[Page extract Boundary: Start]
Dept. Of Justice Sends Emergency Money To Navajo Nation To Fight Pandemic
May 21, 2020, 3:48 PM | Updated: 6:59 pm
(Photo by David McNew/Getty Images)
WASHINGTON, D.C. – The Justice Department’s Office of Justice Programs announced Thursday that it has awarded $486,348 to the Navajo Nation as it fights to fend off one of the worst COVID-19 disasters in the United States.
The Navajo Reservation is an area larger than West Virginia and lies, partially, in southeastern Utah. The reservation currently has one of the highest per capita rates of COVID-19 in the country.
“The people of the Navajo Nation have suffered the devastating effects of COVID-19 at rates unmatched by any other community in America, yet through it all they have maintained a faith and resolve that the rest of us could only hope to emulate,” said Principal Deputy Assistant Attorney General Katharine T. Sullivan. “We stand with their leaders, with their brave public safety and public health professionals, and with every Navajo citizen as they rise to meet, and overcome, this crisis.”
More than 140 people have died from the coronavirus as Navajo leaders have struggled to control the spread with extreme measures like complete lockdowns.
[Page extract Boundary: End]
[Material shown Boundary: Start]
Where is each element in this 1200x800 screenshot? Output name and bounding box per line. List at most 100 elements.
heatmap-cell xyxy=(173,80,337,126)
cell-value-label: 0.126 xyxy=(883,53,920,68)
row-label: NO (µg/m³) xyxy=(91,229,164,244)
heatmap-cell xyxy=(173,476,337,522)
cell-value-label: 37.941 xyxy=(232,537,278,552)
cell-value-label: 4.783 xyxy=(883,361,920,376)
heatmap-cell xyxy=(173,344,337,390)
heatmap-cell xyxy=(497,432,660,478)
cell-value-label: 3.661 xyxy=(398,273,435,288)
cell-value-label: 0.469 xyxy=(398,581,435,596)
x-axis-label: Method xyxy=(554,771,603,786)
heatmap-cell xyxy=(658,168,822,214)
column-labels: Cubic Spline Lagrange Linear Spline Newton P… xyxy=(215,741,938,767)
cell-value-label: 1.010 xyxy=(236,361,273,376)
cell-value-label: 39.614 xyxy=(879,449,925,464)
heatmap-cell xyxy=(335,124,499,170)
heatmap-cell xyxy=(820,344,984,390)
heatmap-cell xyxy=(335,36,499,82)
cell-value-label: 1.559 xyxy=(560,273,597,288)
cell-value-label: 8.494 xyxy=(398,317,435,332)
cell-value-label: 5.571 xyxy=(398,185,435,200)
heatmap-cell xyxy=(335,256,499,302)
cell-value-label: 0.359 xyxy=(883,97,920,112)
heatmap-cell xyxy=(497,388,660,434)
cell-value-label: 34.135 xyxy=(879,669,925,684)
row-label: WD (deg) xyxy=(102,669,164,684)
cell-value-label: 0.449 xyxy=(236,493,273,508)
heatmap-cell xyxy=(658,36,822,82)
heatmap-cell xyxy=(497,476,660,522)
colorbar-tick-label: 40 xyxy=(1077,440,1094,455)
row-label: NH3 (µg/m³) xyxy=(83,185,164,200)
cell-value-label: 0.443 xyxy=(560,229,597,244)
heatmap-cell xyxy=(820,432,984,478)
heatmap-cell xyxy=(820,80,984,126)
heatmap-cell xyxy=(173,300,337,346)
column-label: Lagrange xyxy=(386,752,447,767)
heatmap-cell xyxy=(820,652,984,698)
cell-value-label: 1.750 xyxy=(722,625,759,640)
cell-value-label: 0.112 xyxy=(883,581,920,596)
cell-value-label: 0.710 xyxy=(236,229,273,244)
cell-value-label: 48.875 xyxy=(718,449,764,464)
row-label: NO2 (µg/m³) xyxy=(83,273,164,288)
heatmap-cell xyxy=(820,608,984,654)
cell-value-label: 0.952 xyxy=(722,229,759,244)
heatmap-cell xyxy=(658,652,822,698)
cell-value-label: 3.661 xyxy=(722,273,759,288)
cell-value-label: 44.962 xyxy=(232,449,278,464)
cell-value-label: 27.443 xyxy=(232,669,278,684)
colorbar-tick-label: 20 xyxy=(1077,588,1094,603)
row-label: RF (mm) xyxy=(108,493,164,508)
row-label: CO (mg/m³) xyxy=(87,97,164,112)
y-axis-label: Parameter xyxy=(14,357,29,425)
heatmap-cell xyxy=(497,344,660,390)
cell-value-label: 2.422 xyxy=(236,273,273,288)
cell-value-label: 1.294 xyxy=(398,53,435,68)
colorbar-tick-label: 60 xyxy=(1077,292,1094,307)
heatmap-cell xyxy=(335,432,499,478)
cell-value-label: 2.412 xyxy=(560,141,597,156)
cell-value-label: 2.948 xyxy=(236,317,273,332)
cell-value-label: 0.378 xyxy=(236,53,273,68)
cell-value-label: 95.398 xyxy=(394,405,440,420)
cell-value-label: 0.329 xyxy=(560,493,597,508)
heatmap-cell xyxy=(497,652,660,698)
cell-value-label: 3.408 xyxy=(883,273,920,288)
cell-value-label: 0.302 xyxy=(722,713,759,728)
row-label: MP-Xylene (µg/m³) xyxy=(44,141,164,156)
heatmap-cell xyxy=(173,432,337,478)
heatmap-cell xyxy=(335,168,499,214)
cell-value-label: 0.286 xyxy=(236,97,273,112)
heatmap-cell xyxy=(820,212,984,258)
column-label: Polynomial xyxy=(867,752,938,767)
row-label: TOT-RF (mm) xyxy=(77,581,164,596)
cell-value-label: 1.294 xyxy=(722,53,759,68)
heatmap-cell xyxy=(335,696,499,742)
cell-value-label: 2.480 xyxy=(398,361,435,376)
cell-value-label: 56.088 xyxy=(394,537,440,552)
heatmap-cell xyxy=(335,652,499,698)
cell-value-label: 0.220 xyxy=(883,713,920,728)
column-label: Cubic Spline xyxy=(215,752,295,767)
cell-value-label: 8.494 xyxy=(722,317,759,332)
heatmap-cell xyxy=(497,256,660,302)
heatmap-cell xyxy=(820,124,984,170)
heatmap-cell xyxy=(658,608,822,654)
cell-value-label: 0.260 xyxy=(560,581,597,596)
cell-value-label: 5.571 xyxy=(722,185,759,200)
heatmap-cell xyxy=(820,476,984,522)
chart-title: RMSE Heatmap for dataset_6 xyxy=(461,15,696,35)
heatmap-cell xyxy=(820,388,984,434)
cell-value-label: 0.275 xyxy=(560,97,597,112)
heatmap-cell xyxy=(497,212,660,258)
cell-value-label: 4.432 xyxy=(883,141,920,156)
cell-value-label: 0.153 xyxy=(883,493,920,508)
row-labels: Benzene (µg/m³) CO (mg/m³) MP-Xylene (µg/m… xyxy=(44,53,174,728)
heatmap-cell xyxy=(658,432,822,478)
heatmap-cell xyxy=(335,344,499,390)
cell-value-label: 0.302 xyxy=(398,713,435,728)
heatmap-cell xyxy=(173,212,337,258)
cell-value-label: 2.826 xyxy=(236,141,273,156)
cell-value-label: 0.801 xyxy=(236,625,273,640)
[Material shown Boundary: End]
-- Required actions --
- A) In the news article on the Navajo Nation, list each group that Katharine T. Sullivan says "We stand with."
- B) According to the news article on the Navajo Nation, how much did the Office of Justice Programs award to the Navajo Nation?
Answer only from the news article, not from the records.

-- Solutions to the tasks --
- A)
- The Navajo Nation's leaders
- Their brave public safety and public health professionals
- Every Navajo citizen

- B) $486,348